• [Task description]
Could you transcribe the material below exactly, without leaving out a single line?

• [Provided records]
━━━━━━━━━━━━━━━━

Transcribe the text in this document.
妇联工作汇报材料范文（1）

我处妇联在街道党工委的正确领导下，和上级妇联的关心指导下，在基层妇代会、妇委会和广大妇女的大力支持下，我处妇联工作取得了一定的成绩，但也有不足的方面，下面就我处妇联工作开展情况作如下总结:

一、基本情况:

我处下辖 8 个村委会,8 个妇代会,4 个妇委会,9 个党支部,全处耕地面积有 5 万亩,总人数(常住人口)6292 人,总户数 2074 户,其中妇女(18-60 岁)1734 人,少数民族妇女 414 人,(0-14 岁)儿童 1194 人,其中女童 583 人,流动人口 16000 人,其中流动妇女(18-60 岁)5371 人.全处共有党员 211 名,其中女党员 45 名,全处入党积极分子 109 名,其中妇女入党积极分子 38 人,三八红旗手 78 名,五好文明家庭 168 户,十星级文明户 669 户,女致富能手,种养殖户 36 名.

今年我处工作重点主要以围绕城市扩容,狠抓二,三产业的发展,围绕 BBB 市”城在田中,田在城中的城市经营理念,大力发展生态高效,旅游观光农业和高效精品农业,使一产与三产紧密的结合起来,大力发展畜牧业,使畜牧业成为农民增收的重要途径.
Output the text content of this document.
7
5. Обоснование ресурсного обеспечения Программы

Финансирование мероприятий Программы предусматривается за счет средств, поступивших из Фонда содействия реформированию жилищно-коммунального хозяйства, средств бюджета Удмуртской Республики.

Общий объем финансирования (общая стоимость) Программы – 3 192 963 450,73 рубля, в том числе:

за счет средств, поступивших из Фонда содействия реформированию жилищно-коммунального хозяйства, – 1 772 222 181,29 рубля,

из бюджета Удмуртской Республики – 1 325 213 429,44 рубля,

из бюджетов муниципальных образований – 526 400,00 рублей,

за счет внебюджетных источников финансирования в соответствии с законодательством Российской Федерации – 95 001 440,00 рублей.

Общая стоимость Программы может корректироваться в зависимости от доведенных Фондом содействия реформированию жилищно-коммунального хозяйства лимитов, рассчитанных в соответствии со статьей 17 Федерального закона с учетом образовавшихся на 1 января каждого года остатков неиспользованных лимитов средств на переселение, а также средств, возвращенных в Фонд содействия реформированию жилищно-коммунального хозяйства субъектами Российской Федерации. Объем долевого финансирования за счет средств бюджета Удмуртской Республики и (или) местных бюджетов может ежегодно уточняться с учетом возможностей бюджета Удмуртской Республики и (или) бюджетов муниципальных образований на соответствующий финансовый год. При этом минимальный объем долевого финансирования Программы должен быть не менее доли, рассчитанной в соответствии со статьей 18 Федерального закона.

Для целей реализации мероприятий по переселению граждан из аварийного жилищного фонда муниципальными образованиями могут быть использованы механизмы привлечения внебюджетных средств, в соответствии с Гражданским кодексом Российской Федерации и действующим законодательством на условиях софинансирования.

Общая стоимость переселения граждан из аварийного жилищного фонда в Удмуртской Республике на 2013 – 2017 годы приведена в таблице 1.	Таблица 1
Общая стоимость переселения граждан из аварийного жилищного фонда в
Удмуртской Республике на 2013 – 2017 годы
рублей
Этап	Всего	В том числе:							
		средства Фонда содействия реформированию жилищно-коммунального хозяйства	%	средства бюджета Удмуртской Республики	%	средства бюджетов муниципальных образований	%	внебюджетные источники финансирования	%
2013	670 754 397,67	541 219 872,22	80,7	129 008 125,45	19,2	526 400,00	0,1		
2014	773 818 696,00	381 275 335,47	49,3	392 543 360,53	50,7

━━━━━━━━━━━━━━━━

• [The response]
Transcribe the text in this document.
妇联工作汇报材料范文（1）

我处妇联在街道党工委的正确领导下，和上级妇联的关心指导下，在基层妇代会、妇委会和广大妇女的大力支持下，我处妇联工作取得了一定的成绩，但也有不足的方面，下面就我处妇联工作开展情况作如下总结:

一、基本情况:

我处下辖 8 个村委会,8 个妇代会,4 个妇委会,9 个党支部,全处耕地面积有 5 万亩,总人数(常住人口)6292 人,总户数 2074 户,其中妇女(18-60 岁)1734 人,少数民族妇女 414 人,(0-14 岁)儿童 1194 人,其中女童 583 人,流动人口 16000 人,其中流动妇女(18-60 岁)5371 人.全处共有党员 211 名,其中女党员 45 名,全处入党积极分子 109 名,其中妇女入党积极分子 38 人,三八红旗手 78 名,五好文明家庭 168 户,十星级文明户 669 户,女致富能手,种养殖户 36 名.

今年我处工作重点主要以围绕城市扩容,狠抓二,三产业的发展,围绕 BBB 市”城在田中,田在城中的城市经营理念,大力发展生态高效,旅游观光农业和高效精品农业,使一产与三产紧密的结合起来,大力发展畜牧业,使畜牧业成为农民增收的重要途径.
Output the text content of this document.
7
5. Обоснование ресурсного обеспечения Программы

Финансирование мероприятий Программы предусматривается за счет средств, поступивших из Фонда содействия реформированию жилищно-коммунального хозяйства, средств бюджета Удмуртской Республики.

Общий объем финансирования (общая стоимость) Программы – 3 192 963 450,73 рубля, в том числе:

за счет средств, поступивших из Фонда содействия реформированию жилищно-коммунального хозяйства, – 1 772 222 181,29 рубля,

из бюджета Удмуртской Республики – 1 325 213 429,44 рубля,

из бюджетов муниципальных образований – 526 400,00 рублей,

за счет внебюджетных источников финансирования в соответствии с законодательством Российской Федерации – 95 001 440,00 рублей.

Общая стоимость Программы может корректироваться в зависимости от доведенных Фондом содействия реформированию жилищно-коммунального хозяйства лимитов, рассчитанных в соответствии со статьей 17 Федерального закона с учетом образовавшихся на 1 января каждого года остатков неиспользованных лимитов средств на переселение, а также средств, возвращенных в Фонд содействия реформированию жилищно-коммунального хозяйства субъектами Российской Федерации. Объем долевого финансирования за счет средств бюджета Удмуртской Республики и (или) местных бюджетов может ежегодно уточняться с учетом возможностей бюджета Удмуртской Республики и (или) бюджетов муниципальных образований на соответствующий финансовый год. При этом минимальный объем долевого финансирования Программы должен быть не менее доли, рассчитанной в соответствии со статьей 18 Федерального закона.

Для целей реализации мероприятий по переселению граждан из аварийного жилищного фонда муниципальными образованиями могут быть использованы механизмы привлечения внебюджетных средств, в соответствии с Гражданским кодексом Российской Федерации и действующим законодательством на условиях софинансирования.

Общая стоимость переселения граждан из аварийного жилищного фонда в Удмуртской Республике на 2013 – 2017 годы приведена в таблице 1.	Таблица 1
Общая стоимость переселения граждан из аварийного жилищного фонда в
Удмуртской Республике на 2013 – 2017 годы
рублей
Этап	Всего	В том числе:							
		средства Фонда содействия реформированию жилищно-коммунального хозяйства	%	средства бюджета Удмуртской Республики	%	средства бюджетов муниципальных образований	%	внебюджетные источники финансирования	%
2013	670 754 397,67	541 219 872,22	80,7	129 008 125,45	19,2	526 400,00	0,1		
2014	773 818 696,00	381 275 335,47	49,3	392 543 360,53	50,7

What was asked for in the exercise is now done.